(Items from a dataset)
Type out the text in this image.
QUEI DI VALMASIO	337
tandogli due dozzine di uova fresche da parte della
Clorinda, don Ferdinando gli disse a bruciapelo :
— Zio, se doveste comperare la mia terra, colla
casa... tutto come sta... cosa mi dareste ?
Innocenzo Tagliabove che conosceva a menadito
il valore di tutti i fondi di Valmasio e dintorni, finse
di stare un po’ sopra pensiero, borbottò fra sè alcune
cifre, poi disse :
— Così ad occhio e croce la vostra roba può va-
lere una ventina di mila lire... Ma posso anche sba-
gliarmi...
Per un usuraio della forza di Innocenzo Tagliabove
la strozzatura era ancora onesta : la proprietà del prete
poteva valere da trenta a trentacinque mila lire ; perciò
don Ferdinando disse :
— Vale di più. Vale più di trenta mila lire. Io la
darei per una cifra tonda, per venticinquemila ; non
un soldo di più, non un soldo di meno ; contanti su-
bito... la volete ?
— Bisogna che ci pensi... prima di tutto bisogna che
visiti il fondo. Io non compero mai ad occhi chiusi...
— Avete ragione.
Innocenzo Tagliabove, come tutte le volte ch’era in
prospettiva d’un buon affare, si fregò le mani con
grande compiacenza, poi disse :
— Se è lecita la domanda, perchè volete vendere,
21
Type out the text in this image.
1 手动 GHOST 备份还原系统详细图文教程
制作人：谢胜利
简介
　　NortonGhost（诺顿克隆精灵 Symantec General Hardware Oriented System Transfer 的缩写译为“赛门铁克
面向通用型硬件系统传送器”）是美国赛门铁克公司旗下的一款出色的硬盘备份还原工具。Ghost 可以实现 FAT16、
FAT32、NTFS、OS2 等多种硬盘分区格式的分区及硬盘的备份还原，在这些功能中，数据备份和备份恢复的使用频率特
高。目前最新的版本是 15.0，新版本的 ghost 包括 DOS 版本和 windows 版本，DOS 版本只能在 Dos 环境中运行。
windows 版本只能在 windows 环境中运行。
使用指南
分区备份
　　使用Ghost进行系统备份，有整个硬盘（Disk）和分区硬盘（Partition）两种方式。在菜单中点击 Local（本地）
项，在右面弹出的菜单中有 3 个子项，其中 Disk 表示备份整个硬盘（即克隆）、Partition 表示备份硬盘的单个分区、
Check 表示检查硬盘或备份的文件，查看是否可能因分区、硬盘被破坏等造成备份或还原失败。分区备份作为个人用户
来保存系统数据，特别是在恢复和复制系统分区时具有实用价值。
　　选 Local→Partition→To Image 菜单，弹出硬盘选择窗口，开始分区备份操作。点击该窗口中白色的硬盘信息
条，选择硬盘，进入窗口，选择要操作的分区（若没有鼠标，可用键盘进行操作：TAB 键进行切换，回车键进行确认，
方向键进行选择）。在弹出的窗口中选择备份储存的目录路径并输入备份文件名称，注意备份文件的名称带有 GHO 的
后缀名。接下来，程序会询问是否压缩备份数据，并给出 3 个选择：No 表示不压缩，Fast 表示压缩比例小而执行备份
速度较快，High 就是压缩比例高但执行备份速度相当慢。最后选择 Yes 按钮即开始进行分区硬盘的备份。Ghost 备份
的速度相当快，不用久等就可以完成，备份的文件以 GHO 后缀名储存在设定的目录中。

Aim:
Reproduce every line of the data verbatim.

Answer below:
Type out the text in this image.
QUEI DI VALMASIO	337
tandogli due dozzine di uova fresche da parte della
Clorinda, don Ferdinando gli disse a bruciapelo :
— Zio, se doveste comperare la mia terra, colla
casa... tutto come sta... cosa mi dareste ?
Innocenzo Tagliabove che conosceva a menadito
il valore di tutti i fondi di Valmasio e dintorni, finse
di stare un po’ sopra pensiero, borbottò fra sè alcune
cifre, poi disse :
— Così ad occhio e croce la vostra roba può va-
lere una ventina di mila lire... Ma posso anche sba-
gliarmi...
Per un usuraio della forza di Innocenzo Tagliabove
la strozzatura era ancora onesta : la proprietà del prete
poteva valere da trenta a trentacinque mila lire ; perciò
don Ferdinando disse :
— Vale di più. Vale più di trenta mila lire. Io la
darei per una cifra tonda, per venticinquemila ; non
un soldo di più, non un soldo di meno ; contanti su-
bito... la volete ?
— Bisogna che ci pensi... prima di tutto bisogna che
visiti il fondo. Io non compero mai ad occhi chiusi...
— Avete ragione.
Innocenzo Tagliabove, come tutte le volte ch’era in
prospettiva d’un buon affare, si fregò le mani con
grande compiacenza, poi disse :
— Se è lecita la domanda, perchè volete vendere,
21
Type out the text in this image.
1 手动 GHOST 备份还原系统详细图文教程
制作人：谢胜利
简介
　　NortonGhost（诺顿克隆精灵 Symantec General Hardware Oriented System Transfer 的缩写译为“赛门铁克
面向通用型硬件系统传送器”）是美国赛门铁克公司旗下的一款出色的硬盘备份还原工具。Ghost 可以实现 FAT16、
FAT32、NTFS、OS2 等多种硬盘分区格式的分区及硬盘的备份还原，在这些功能中，数据备份和备份恢复的使用频率特
高。目前最新的版本是 15.0，新版本的 ghost 包括 DOS 版本和 windows 版本，DOS 版本只能在 Dos 环境中运行。
windows 版本只能在 windows 环境中运行。
使用指南
分区备份
　　使用Ghost进行系统备份，有整个硬盘（Disk）和分区硬盘（Partition）两种方式。在菜单中点击 Local（本地）
项，在右面弹出的菜单中有 3 个子项，其中 Disk 表示备份整个硬盘（即克隆）、Partition 表示备份硬盘的单个分区、
Check 表示检查硬盘或备份的文件，查看是否可能因分区、硬盘被破坏等造成备份或还原失败。分区备份作为个人用户
来保存系统数据，特别是在恢复和复制系统分区时具有实用价值。
　　选 Local→Partition→To Image 菜单，弹出硬盘选择窗口，开始分区备份操作。点击该窗口中白色的硬盘信息
条，选择硬盘，进入窗口，选择要操作的分区（若没有鼠标，可用键盘进行操作：TAB 键进行切换，回车键进行确认，
方向键进行选择）。在弹出的窗口中选择备份储存的目录路径并输入备份文件名称，注意备份文件的名称带有 GHO 的
后缀名。接下来，程序会询问是否压缩备份数据，并给出 3 个选择：No 表示不压缩，Fast 表示压缩比例小而执行备份
速度较快，High 就是压缩比例高但执行备份速度相当慢。最后选择 Yes 按钮即开始进行分区硬盘的备份。Ghost 备份
的速度相当快，不用久等就可以完成，备份的文件以 GHO 后缀名储存在设定的目录中。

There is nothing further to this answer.